■ WRITTEN TASK ■
Pick out each line containing the string "JSON" and copy it.

■ MATERIAL FOR THIS TASK ■
=======
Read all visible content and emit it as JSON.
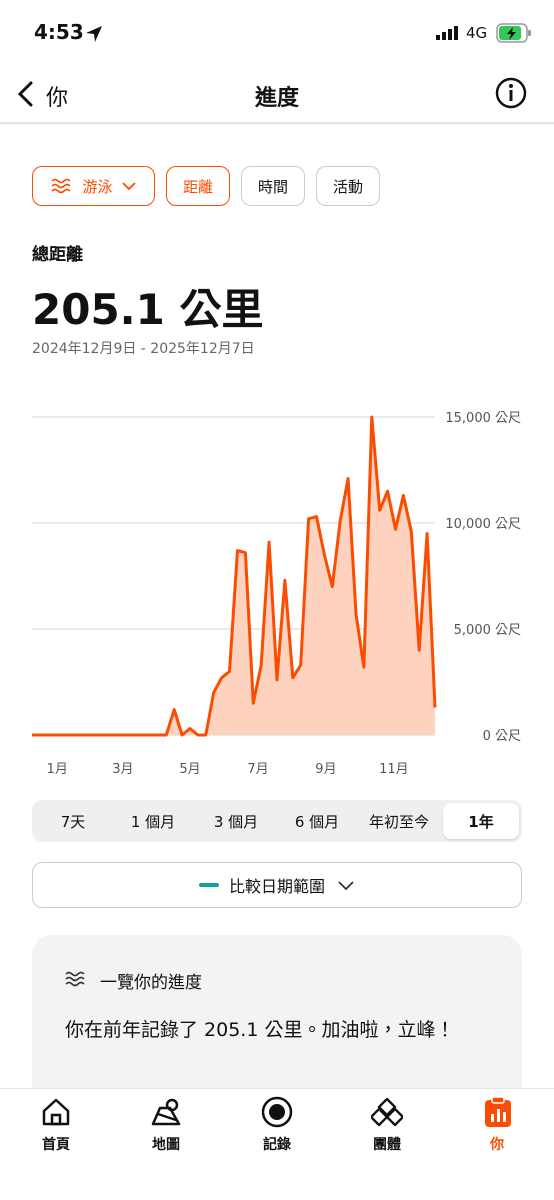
{
  "status_bar": {
    "time": "4:53",
    "network": "4G"
  },
  "nav": {
    "back": "你",
    "title": "進度"
  },
  "filters": [
    "游泳",
    "距離",
    "時間",
    "活動"
  ],
  "metric": {
    "label": "總距離",
    "value": "205.1 公里",
    "date_range": "2024年12月9日 - 2025年12月7日"
  },
  "chart_data": {
    "type": "area",
    "color": "#fc4c02",
    "fill_color": "#fdd3c0",
    "values": [
      0,
      0,
      0,
      0,
      0,
      0,
      0,
      0,
      0,
      0,
      0,
      0,
      0,
      0,
      0,
      0,
      0,
      0,
      1200,
      0,
      300,
      0,
      0,
      2000,
      2700,
      3000,
      8700,
      8600,
      1500,
      3300,
      9100,
      2600,
      7300,
      2700,
      3300,
      10200,
      10300,
      8500,
      7000,
      10100,
      12100,
      5700,
      3200,
      15000,
      10600,
      11500,
      9700,
      11300,
      9600,
      4000,
      9500,
      1300
    ],
    "xlim": [
      0,
      51
    ],
    "xticks": [
      {
        "value": 3.2,
        "label": "1月"
      },
      {
        "value": 11.5,
        "label": "3月"
      },
      {
        "value": 20.0,
        "label": "5月"
      },
      {
        "value": 28.6,
        "label": "7月"
      },
      {
        "value": 37.2,
        "label": "9月"
      },
      {
        "value": 45.8,
        "label": "11月"
      }
    ],
    "ylim": [
      0,
      15000
    ],
    "yticks": [
      {
        "value": 0,
        "label": "0 公尺"
      },
      {
        "value": 5000,
        "label": "5,000 公尺"
      },
      {
        "value": 10000,
        "label": "10,000 公尺"
      },
      {
        "value": 15000,
        "label": "15,000 公尺"
      }
    ],
    "grid": true
  },
  "ranges": [
    "7天",
    "1 個月",
    "3 個月",
    "6 個月",
    "年初至今",
    "1年"
  ],
  "compare": "比較日期範圍",
  "card": {
    "title": "一覽你的進度",
    "text": "你在前年記錄了 205.1 公里。加油啦，立峰！"
  },
  "tabs": [
    "首頁",
    "地圖",
    "記錄",
    "團體",
    "你"
  ]
}
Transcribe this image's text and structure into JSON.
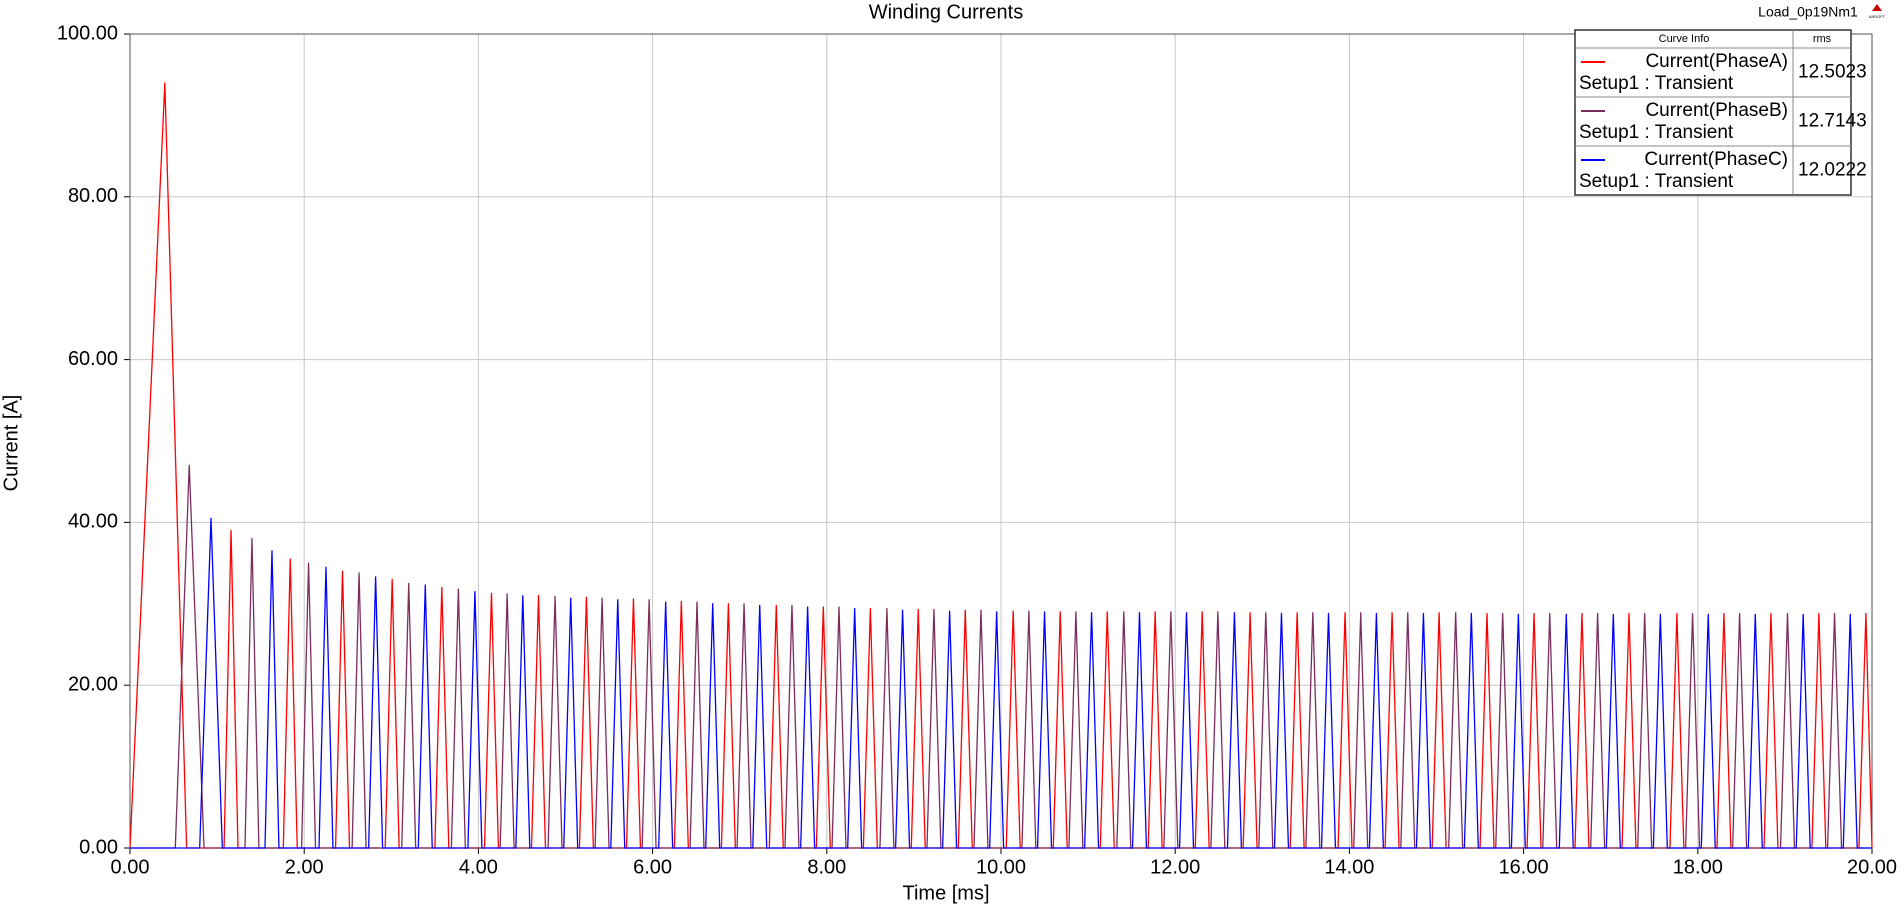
{
  "chart_data": {
    "type": "line",
    "title": "Winding Currents",
    "corner_label": "Load_0p19Nm1",
    "logo": "ANSOFT",
    "xlabel": "Time [ms]",
    "ylabel": "Current [A]",
    "xlim": [
      0,
      20
    ],
    "ylim": [
      0,
      100
    ],
    "xticks": [
      {
        "value": 0,
        "label": "0.00"
      },
      {
        "value": 2,
        "label": "2.00"
      },
      {
        "value": 4,
        "label": "4.00"
      },
      {
        "value": 6,
        "label": "6.00"
      },
      {
        "value": 8,
        "label": "8.00"
      },
      {
        "value": 10,
        "label": "10.00"
      },
      {
        "value": 12,
        "label": "12.00"
      },
      {
        "value": 14,
        "label": "14.00"
      },
      {
        "value": 16,
        "label": "16.00"
      },
      {
        "value": 18,
        "label": "18.00"
      },
      {
        "value": 20,
        "label": "20.00"
      }
    ],
    "yticks": [
      {
        "value": 0,
        "label": "0.00"
      },
      {
        "value": 20,
        "label": "20.00"
      },
      {
        "value": 40,
        "label": "40.00"
      },
      {
        "value": 60,
        "label": "60.00"
      },
      {
        "value": 80,
        "label": "80.00"
      },
      {
        "value": 100,
        "label": "100.00"
      }
    ],
    "grid": true,
    "legend_header": [
      "Curve Info",
      "rms"
    ],
    "legend_position": "upper right",
    "series": [
      {
        "name": "Current(PhaseA)",
        "setup": "Setup1 : Transient",
        "rms": 12.5023,
        "color": "#ff0000",
        "x": [
          0.0,
          0.4,
          0.65,
          1.08,
          1.16,
          1.24,
          1.76,
          1.84,
          1.92,
          2.36,
          2.44,
          2.52,
          2.93,
          3.01,
          3.09,
          3.5,
          3.58,
          3.66,
          4.07,
          4.15,
          4.23,
          4.61,
          4.69,
          4.77,
          5.16,
          5.24,
          5.32,
          5.7,
          5.78,
          5.86,
          6.25,
          6.33,
          6.41,
          6.79,
          6.87,
          6.95,
          7.34,
          7.42,
          7.5,
          7.88,
          7.96,
          8.04,
          8.42,
          8.5,
          8.58,
          8.97,
          9.05,
          9.13,
          9.51,
          9.59,
          9.67,
          10.06,
          10.14,
          10.22,
          10.6,
          10.68,
          10.76,
          11.14,
          11.22,
          11.3,
          11.69,
          11.77,
          11.85,
          12.23,
          12.31,
          12.39,
          12.78,
          12.86,
          12.94,
          13.32,
          13.4,
          13.48,
          13.87,
          13.95,
          14.03,
          14.41,
          14.49,
          14.57,
          14.95,
          15.03,
          15.11,
          15.5,
          15.58,
          15.66,
          16.04,
          16.12,
          16.2,
          16.59,
          16.67,
          16.75,
          17.13,
          17.21,
          17.29,
          17.68,
          17.76,
          17.84,
          18.22,
          18.3,
          18.38,
          18.76,
          18.84,
          18.92,
          19.31,
          19.39,
          19.47,
          19.85,
          19.93,
          20.0
        ],
        "values": [
          0,
          94,
          0,
          0,
          39,
          0,
          0,
          35.5,
          0,
          0,
          34,
          0,
          0,
          33,
          0,
          0,
          32,
          0,
          0,
          31.3,
          0,
          0,
          31,
          0,
          0,
          30.8,
          0,
          0,
          30.6,
          0,
          0,
          30.3,
          0,
          0,
          30,
          0,
          0,
          29.8,
          0,
          0,
          29.6,
          0,
          0,
          29.4,
          0,
          0,
          29.3,
          0,
          0,
          29.2,
          0,
          0,
          29.1,
          0,
          0,
          29,
          0,
          0,
          29,
          0,
          0,
          29,
          0,
          0,
          29,
          0,
          0,
          28.9,
          0,
          0,
          28.9,
          0,
          0,
          28.9,
          0,
          0,
          28.9,
          0,
          0,
          28.9,
          0,
          0,
          28.8,
          0,
          0,
          28.8,
          0,
          0,
          28.8,
          0,
          0,
          28.8,
          0,
          0,
          28.8,
          0,
          0,
          28.8,
          0,
          0,
          28.8,
          0,
          0,
          28.8,
          0,
          0,
          28.8,
          0
        ]
      },
      {
        "name": "Current(PhaseB)",
        "setup": "Setup1 : Transient",
        "rms": 12.7143,
        "color": "#7b2d5e",
        "x": [
          0.0,
          0.52,
          0.68,
          0.85,
          1.32,
          1.4,
          1.48,
          1.97,
          2.05,
          2.13,
          2.55,
          2.63,
          2.71,
          3.12,
          3.2,
          3.28,
          3.69,
          3.77,
          3.85,
          4.25,
          4.33,
          4.41,
          4.8,
          4.88,
          4.96,
          5.34,
          5.42,
          5.5,
          5.88,
          5.96,
          6.04,
          6.43,
          6.51,
          6.59,
          6.97,
          7.05,
          7.13,
          7.52,
          7.6,
          7.68,
          8.06,
          8.14,
          8.22,
          8.61,
          8.69,
          8.77,
          9.15,
          9.23,
          9.31,
          9.69,
          9.77,
          9.85,
          10.24,
          10.32,
          10.4,
          10.78,
          10.86,
          10.94,
          11.33,
          11.41,
          11.49,
          11.87,
          11.95,
          12.03,
          12.41,
          12.49,
          12.57,
          12.96,
          13.04,
          13.12,
          13.5,
          13.58,
          13.66,
          14.05,
          14.13,
          14.21,
          14.59,
          14.67,
          14.75,
          15.14,
          15.22,
          15.3,
          15.68,
          15.76,
          15.84,
          16.22,
          16.3,
          16.38,
          16.77,
          16.85,
          16.93,
          17.31,
          17.39,
          17.47,
          17.86,
          17.94,
          18.02,
          18.4,
          18.48,
          18.56,
          18.95,
          19.03,
          19.11,
          19.49,
          19.57,
          19.65,
          20.0
        ],
        "values": [
          0,
          0,
          47,
          0,
          0,
          38,
          0,
          0,
          35,
          0,
          0,
          33.8,
          0,
          0,
          32.5,
          0,
          0,
          31.8,
          0,
          0,
          31.2,
          0,
          0,
          30.9,
          0,
          0,
          30.7,
          0,
          0,
          30.5,
          0,
          0,
          30.2,
          0,
          0,
          30,
          0,
          0,
          29.8,
          0,
          0,
          29.6,
          0,
          0,
          29.4,
          0,
          0,
          29.3,
          0,
          0,
          29.2,
          0,
          0,
          29.1,
          0,
          0,
          29,
          0,
          0,
          29,
          0,
          0,
          29,
          0,
          0,
          29,
          0,
          0,
          28.9,
          0,
          0,
          28.9,
          0,
          0,
          28.9,
          0,
          0,
          28.9,
          0,
          0,
          28.9,
          0,
          0,
          28.8,
          0,
          0,
          28.8,
          0,
          0,
          28.8,
          0,
          0,
          28.8,
          0,
          0,
          28.8,
          0,
          0,
          28.8,
          0,
          0,
          28.8,
          0,
          0,
          28.8,
          0,
          0
        ]
      },
      {
        "name": "Current(PhaseC)",
        "setup": "Setup1 : Transient",
        "rms": 12.0222,
        "color": "#0000ff",
        "x": [
          0.0,
          0.8,
          0.93,
          1.06,
          1.55,
          1.63,
          1.71,
          2.17,
          2.25,
          2.33,
          2.74,
          2.82,
          2.9,
          3.31,
          3.39,
          3.47,
          3.88,
          3.96,
          4.04,
          4.43,
          4.51,
          4.59,
          4.98,
          5.06,
          5.14,
          5.52,
          5.6,
          5.68,
          6.07,
          6.15,
          6.23,
          6.61,
          6.69,
          6.77,
          7.15,
          7.23,
          7.31,
          7.7,
          7.78,
          7.86,
          8.24,
          8.32,
          8.4,
          8.79,
          8.87,
          8.95,
          9.33,
          9.41,
          9.49,
          9.87,
          9.95,
          10.03,
          10.42,
          10.5,
          10.58,
          10.96,
          11.04,
          11.12,
          11.51,
          11.59,
          11.67,
          12.05,
          12.13,
          12.21,
          12.6,
          12.68,
          12.76,
          13.14,
          13.22,
          13.3,
          13.68,
          13.76,
          13.84,
          14.23,
          14.31,
          14.39,
          14.77,
          14.85,
          14.93,
          15.32,
          15.4,
          15.48,
          15.86,
          15.94,
          16.02,
          16.41,
          16.49,
          16.57,
          16.95,
          17.03,
          17.11,
          17.49,
          17.57,
          17.65,
          18.04,
          18.12,
          18.2,
          18.58,
          18.66,
          18.74,
          19.13,
          19.21,
          19.29,
          19.67,
          19.75,
          19.83,
          20.0
        ],
        "values": [
          0,
          0,
          40.5,
          0,
          0,
          36.5,
          0,
          0,
          34.5,
          0,
          0,
          33.3,
          0,
          0,
          32.3,
          0,
          0,
          31.5,
          0,
          0,
          31,
          0,
          0,
          30.7,
          0,
          0,
          30.5,
          0,
          0,
          30.2,
          0,
          0,
          30,
          0,
          0,
          29.8,
          0,
          0,
          29.6,
          0,
          0,
          29.4,
          0,
          0,
          29.2,
          0,
          0,
          29.1,
          0,
          0,
          29,
          0,
          0,
          29,
          0,
          0,
          28.9,
          0,
          0,
          28.9,
          0,
          0,
          28.9,
          0,
          0,
          28.9,
          0,
          0,
          28.8,
          0,
          0,
          28.8,
          0,
          0,
          28.8,
          0,
          0,
          28.8,
          0,
          0,
          28.8,
          0,
          0,
          28.7,
          0,
          0,
          28.7,
          0,
          0,
          28.7,
          0,
          0,
          28.7,
          0,
          0,
          28.7,
          0,
          0,
          28.7,
          0,
          0,
          28.7,
          0,
          0,
          28.7,
          0,
          0
        ]
      }
    ]
  }
}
=======
■ RESPONSE ■
Read all visible content and emit it as JSON.
Transcribe this image's text and structure into JSON.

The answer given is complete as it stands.